··· Listed entries ···
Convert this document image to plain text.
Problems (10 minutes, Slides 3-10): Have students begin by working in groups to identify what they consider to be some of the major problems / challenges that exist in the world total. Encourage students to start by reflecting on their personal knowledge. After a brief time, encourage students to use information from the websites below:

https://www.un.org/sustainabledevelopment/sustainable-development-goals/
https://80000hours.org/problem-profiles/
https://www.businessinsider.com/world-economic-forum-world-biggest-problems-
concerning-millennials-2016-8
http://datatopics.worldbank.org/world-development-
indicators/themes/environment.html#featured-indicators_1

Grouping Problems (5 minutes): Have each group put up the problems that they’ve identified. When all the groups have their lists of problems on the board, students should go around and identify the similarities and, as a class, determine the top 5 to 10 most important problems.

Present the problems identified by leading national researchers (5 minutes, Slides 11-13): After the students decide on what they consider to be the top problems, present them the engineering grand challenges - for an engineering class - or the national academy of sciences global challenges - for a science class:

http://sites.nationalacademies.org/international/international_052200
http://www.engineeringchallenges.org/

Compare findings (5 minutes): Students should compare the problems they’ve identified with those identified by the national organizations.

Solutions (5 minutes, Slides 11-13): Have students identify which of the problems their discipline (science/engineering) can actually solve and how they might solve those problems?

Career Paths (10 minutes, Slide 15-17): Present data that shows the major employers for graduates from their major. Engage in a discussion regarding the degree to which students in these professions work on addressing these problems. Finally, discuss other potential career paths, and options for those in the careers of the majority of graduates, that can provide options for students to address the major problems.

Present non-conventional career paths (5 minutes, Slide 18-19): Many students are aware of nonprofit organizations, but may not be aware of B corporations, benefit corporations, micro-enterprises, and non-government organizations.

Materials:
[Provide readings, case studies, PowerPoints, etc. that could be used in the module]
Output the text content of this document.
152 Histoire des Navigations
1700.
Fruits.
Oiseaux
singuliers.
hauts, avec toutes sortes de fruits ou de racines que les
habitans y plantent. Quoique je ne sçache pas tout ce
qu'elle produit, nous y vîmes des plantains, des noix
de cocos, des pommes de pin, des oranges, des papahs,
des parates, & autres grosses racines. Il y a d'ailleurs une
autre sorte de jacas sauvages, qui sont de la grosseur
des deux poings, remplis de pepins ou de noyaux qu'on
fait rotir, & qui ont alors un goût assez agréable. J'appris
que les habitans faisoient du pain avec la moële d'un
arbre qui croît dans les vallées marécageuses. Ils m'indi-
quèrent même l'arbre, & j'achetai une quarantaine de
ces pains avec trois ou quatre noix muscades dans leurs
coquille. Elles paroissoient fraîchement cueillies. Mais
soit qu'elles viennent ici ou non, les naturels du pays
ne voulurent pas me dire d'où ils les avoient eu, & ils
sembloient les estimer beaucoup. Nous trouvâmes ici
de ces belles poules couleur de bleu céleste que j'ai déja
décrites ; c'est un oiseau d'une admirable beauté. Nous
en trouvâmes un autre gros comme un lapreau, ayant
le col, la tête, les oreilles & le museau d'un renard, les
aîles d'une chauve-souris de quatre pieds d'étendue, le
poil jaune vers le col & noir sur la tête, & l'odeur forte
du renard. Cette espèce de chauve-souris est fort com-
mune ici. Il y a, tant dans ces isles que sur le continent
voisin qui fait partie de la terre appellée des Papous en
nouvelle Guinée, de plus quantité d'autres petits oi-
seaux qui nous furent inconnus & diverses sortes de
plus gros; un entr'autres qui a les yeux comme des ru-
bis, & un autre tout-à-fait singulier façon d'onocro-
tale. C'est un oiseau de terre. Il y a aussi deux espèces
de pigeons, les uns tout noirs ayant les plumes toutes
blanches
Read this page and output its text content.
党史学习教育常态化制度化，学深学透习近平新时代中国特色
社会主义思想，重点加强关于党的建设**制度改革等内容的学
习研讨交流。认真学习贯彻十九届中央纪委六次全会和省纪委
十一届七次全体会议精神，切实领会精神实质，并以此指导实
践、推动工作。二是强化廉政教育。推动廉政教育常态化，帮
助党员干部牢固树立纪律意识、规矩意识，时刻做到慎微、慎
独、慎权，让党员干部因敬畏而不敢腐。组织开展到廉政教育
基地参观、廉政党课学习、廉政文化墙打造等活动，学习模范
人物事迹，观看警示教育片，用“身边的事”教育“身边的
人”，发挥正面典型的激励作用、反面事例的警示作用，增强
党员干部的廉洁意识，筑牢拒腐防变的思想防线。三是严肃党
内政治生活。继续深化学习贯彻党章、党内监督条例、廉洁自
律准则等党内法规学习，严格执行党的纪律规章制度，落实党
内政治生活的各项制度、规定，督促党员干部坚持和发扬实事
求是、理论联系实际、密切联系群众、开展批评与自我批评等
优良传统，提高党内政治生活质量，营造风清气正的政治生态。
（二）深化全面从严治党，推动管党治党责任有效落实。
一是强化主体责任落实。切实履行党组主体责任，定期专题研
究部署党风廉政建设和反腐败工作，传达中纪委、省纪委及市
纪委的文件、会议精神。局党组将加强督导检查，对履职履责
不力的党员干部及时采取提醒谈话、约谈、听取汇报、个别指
···
▶ **Exercise details**
Only a number is wanted: how many lines of the material above hold "identified"?

▶ **Result of this exercise**
3